• **练习**
请接着下面这段关于Penicimeroterpenoids分离与结构推定的文段往下续写，从其最后一句之后开始。

收集二氯甲烷:甲醇体积比95:5冲洗下来的样品得到组分Fr.2;组分Fr.2通过中压反相ODS柱分离,以甲醇/水/TFA(体积比5:95:0.03-100:0:0.03)梯度洗脱,得到11个组分(Fr.2-1–Fr.2-11);其中用甲醇/水/TFA(v/v/v,65:35:0.03)梯度洗脱得到的组分Fr.2-7经过凝胶Sephadex LH-20柱分离(以甲醇为洗脱溶剂),通过薄层层析点板,用二氯甲烷:甲醇=20:1为展开剂,将其中Rf值有明显区别的点(分别为约0.3和0.4)分别合并为组分Fr.2-7-2(Rf=0.3)和Fr.2-7-1(Rf=0.4)。Fr.2-7-1进一步通过半制备型HPLC(YMC-PackODS-A column,250×10,5μm,12nm)纯化,以甲醇/水/TFA(v/v/v,70:30:0.03)等度洗脱得到化合物Penicimeroterpenoid A(1)(5.12mg,tR=10.4min,5mL/min)。Fr.2-7-2通过半制备型HPLC(YMC-Pack ODS-A column,250×10,5μm,12nm)纯化,以甲醇/水/TFA(v/v/v,65:35:0.03)等度洗脱得到化合物PenicimeroterpenoidsB(2)(3.03mg,tR=17.3min,3mL/min)和C(3)(5.18mg,tR=18.4min,3mL/min)。
结构推定:
化合物1:无色晶体,高分辨质谱(HRESIMS)在m/z539.2273给出[M+Na]+离子峰,结合13CNMR数据(表1),推测其分子式为C28H36O9,不饱和度为11。氢谱上的信号显示含有1个甲氧基[δH3.74(s,H3-28)],1个乙酰化甲基[δH2.00(s,H3-27)],和其它6个甲基[δH1.83(s,H3-21),1.75(s,H3-20),1.42(s,H3-18),1.21(s,H3-22),0.94(s,H3-24),0.85(s,H3-25)]。13CNMR和DEPT谱显示了28个碳信号,其中包括8个甲基,3个亚甲基,5个次甲基(其中2个被氧化),5个脂肪族季碳(其中1个被氧化),2个烯烃基非质子化碳,3个羧基,和2个酮羰基。该化合物的核磁数据与citreohybriddiones A和B、andrastins A–D,以及citreohybridonol的相似,推测化合物1也是具有andrastin骨架的混源萜。

• **数据行摘录**
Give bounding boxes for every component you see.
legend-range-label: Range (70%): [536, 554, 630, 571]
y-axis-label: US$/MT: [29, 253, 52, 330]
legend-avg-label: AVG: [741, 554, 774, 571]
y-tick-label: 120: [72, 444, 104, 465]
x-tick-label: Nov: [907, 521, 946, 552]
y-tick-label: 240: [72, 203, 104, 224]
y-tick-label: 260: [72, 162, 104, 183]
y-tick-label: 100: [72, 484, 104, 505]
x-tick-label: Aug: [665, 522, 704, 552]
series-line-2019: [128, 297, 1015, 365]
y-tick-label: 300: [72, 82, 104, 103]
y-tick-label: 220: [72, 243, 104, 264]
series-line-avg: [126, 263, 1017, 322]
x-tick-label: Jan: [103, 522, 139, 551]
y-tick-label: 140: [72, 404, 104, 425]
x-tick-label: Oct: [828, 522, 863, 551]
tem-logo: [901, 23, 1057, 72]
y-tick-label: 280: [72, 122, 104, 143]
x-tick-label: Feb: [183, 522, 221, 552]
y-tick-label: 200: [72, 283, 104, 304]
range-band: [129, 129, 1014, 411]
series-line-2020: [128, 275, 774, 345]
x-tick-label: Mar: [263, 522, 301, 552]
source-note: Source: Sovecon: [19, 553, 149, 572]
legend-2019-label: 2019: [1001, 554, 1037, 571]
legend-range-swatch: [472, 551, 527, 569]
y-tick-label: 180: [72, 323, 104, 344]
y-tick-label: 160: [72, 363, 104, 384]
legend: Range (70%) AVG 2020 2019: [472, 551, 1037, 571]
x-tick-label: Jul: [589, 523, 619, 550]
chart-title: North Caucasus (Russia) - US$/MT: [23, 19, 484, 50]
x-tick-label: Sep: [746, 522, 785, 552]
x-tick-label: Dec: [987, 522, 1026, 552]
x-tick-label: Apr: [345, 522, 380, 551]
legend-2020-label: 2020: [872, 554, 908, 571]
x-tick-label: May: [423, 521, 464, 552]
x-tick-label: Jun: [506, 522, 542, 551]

• **练习解答**
通过对二维核磁数据的分析,证实了上述推测。1H-1H COSY图谱(图1)显示了H-2与H-1/H-3相关,结合HMBC图谱显示H-2与C-10(δC45.8),H-3与C-4/C-5/C-26(δC172.1),H-5与C-1(δC22.7)/C-3(δC77.2)/C-4(δC35.8),以及H3-27与C-26相关,表明有1个乙酰基连接在A环的C-3位置上。HMBC数据的H3-24和H3-25与C-4(δC35.8)相关,证实2个甲基连接在C-4位置上。图1中B环主要是通过1H-1H COSY谱显示H-6与H-5/H-7相关、HMBC谱显示H-5与C-10(δC45.8)/C-23(δC180.6)相关、以及H-6与C-10/C-23相关来确定的。进一步分析HMBC图谱,发现H-5与C-9/C-10相关、H-6与C-8/C-10相关、H-7与C-8/C-9相关,确定C环的存在。另外,1H-1H COSY谱显示H-9与H-11相关,HMBC谱显示H-9与C-8/C-12/C-14相关、H-11与C-12/C-13相关、H3-20与C-12/C-13/C-14相关、H3-21与C-11/C-12/C-13相关、H3-22与C-7/C-8/C-9/C-14/C-19(弱)相关,表明D环的存在。此外,通过HMBC谱中H3-28与C-19和C-14相关,表明有一个甲酰基连接在C-14位置上。HMBC图谱显示H3-20与C-14的三键相关,H3-20与C-15(δC207.1)的四键“W”型相关,以及H3-21与C-15的五键相关,表明C-15连接在C-14上。进一步分析HMBC图谱,发现H3-18与C-15/C-16/C-17相关、H-11与C-12/C-13/C-16/C-17相关、H3-21与C-11/C-12/C-13/C-17相关,确定了E环的存在。因此,化合物1的平面结构式(1)所示。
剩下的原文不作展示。